[Start Task data]

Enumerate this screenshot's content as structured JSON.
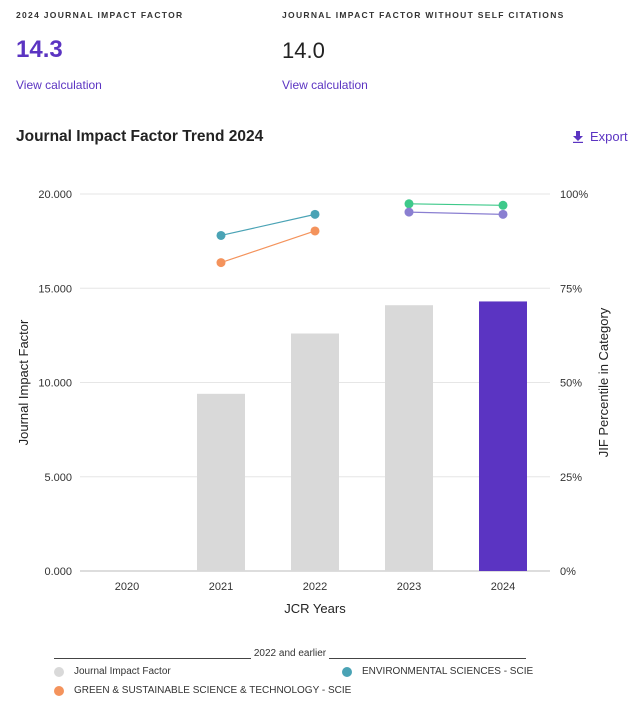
{
  "metrics": [
    {
      "label": "2024 JOURNAL IMPACT FACTOR",
      "value": "14.3",
      "link": "View calculation"
    },
    {
      "label": "JOURNAL IMPACT FACTOR WITHOUT SELF CITATIONS",
      "value": "14.0",
      "link": "View calculation"
    }
  ],
  "trend": {
    "title": "Journal Impact Factor Trend 2024",
    "export_label": "Export",
    "export_icon": "download-icon"
  },
  "colors": {
    "accent": "#5b34c2",
    "bar": "#d9d9d9",
    "bar_current": "#5b34c2",
    "env": "#4aa3b5",
    "green": "#f4935c",
    "series_mint": "#3ec98a",
    "series_lavender": "#8a7fd1"
  },
  "chart_data": {
    "type": "bar",
    "xlabel": "JCR Years",
    "ylabel": "Journal Impact Factor",
    "y2label": "JIF Percentile in Category",
    "categories": [
      "2020",
      "2021",
      "2022",
      "2023",
      "2024"
    ],
    "ylim": [
      0,
      20
    ],
    "y_ticks": [
      "0.000",
      "5.000",
      "10.000",
      "15.000",
      "20.000"
    ],
    "y2lim": [
      0,
      100
    ],
    "y2_ticks": [
      "0%",
      "25%",
      "50%",
      "75%",
      "100%"
    ],
    "grid": true,
    "values": [
      null,
      9.4,
      12.6,
      14.1,
      14.3
    ],
    "highlight_category": "2024",
    "percentile_series": [
      {
        "name": "ENVIRONMENTAL SCIENCES - SCIE",
        "color": "#4aa3b5",
        "points": [
          [
            1,
            89.0
          ],
          [
            2,
            94.6
          ]
        ]
      },
      {
        "name": "GREEN & SUSTAINABLE SCIENCE & TECHNOLOGY - SCIE",
        "color": "#f4935c",
        "points": [
          [
            1,
            81.8
          ],
          [
            2,
            90.2
          ]
        ]
      },
      {
        "color": "#3ec98a",
        "points": [
          [
            3,
            97.4
          ],
          [
            4,
            97.0
          ]
        ]
      },
      {
        "color": "#8a7fd1",
        "points": [
          [
            3,
            95.2
          ],
          [
            4,
            94.6
          ]
        ]
      }
    ]
  },
  "legend": {
    "header": "2022 and earlier",
    "items": [
      {
        "label": "Journal Impact Factor",
        "color": "#d9d9d9"
      },
      {
        "label": "ENVIRONMENTAL SCIENCES - SCIE",
        "color": "#4aa3b5"
      },
      {
        "label": "GREEN & SUSTAINABLE SCIENCE & TECHNOLOGY - SCIE",
        "color": "#f4935c"
      }
    ]
  }
}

[End Task data]

**Requirement:** Give all the entries again exactly, dropping each picture.

**Task output:**
Enumerate this screenshot's content as structured JSON.
{
  "metrics": [
    {
      "label": "2024 JOURNAL IMPACT FACTOR",
      "value": "14.3",
      "link": "View calculation"
    },
    {
      "label": "JOURNAL IMPACT FACTOR WITHOUT SELF CITATIONS",
      "value": "14.0",
      "link": "View calculation"
    }
  ],
  "trend": {
    "title": "Journal Impact Factor Trend 2024",
    "export_label": "Export",
    "export_icon": "download-icon"
  },
  "colors": {
    "accent": "#5b34c2",
    "bar": "#d9d9d9",
    "bar_current": "#5b34c2",
    "env": "#4aa3b5",
    "green": "#f4935c",
    "series_mint": "#3ec98a",
    "series_lavender": "#8a7fd1"
  },
  "chart_data": {
    "type": "bar",
    "xlabel": "JCR Years",
    "ylabel": "Journal Impact Factor",
    "y2label": "JIF Percentile in Category",
    "categories": [
      "2020",
      "2021",
      "2022",
      "2023",
      "2024"
    ],
    "ylim": [
      0,
      20
    ],
    "y_ticks": [
      "0.000",
      "5.000",
      "10.000",
      "15.000",
      "20.000"
    ],
    "y2lim": [
      0,
      100
    ],
    "y2_ticks": [
      "0%",
      "25%",
      "50%",
      "75%",
      "100%"
    ],
    "grid": true,
    "values": [
      null,
      9.4,
      12.6,
      14.1,
      14.3
    ],
    "highlight_category": "2024",
    "percentile_series": [
      {
        "name": "ENVIRONMENTAL SCIENCES - SCIE",
        "color": "#4aa3b5",
        "points": [
          [
            1,
            89.0
          ],
          [
            2,
            94.6
          ]
        ]
      },
      {
        "name": "GREEN & SUSTAINABLE SCIENCE & TECHNOLOGY - SCIE",
        "color": "#f4935c",
        "points": [
          [
            1,
            81.8
          ],
          [
            2,
            90.2
          ]
        ]
      },
      {
        "color": "#3ec98a",
        "points": [
          [
            3,
            97.4
          ],
          [
            4,
            97.0
          ]
        ]
      },
      {
        "color": "#8a7fd1",
        "points": [
          [
            3,
            95.2
          ],
          [
            4,
            94.6
          ]
        ]
      }
    ]
  },
  "legend": {
    "header": "2022 and earlier",
    "items": [
      {
        "label": "Journal Impact Factor",
        "color": "#d9d9d9"
      },
      {
        "label": "ENVIRONMENTAL SCIENCES - SCIE",
        "color": "#4aa3b5"
      },
      {
        "label": "GREEN & SUSTAINABLE SCIENCE & TECHNOLOGY - SCIE",
        "color": "#f4935c"
      }
    ]
  }
}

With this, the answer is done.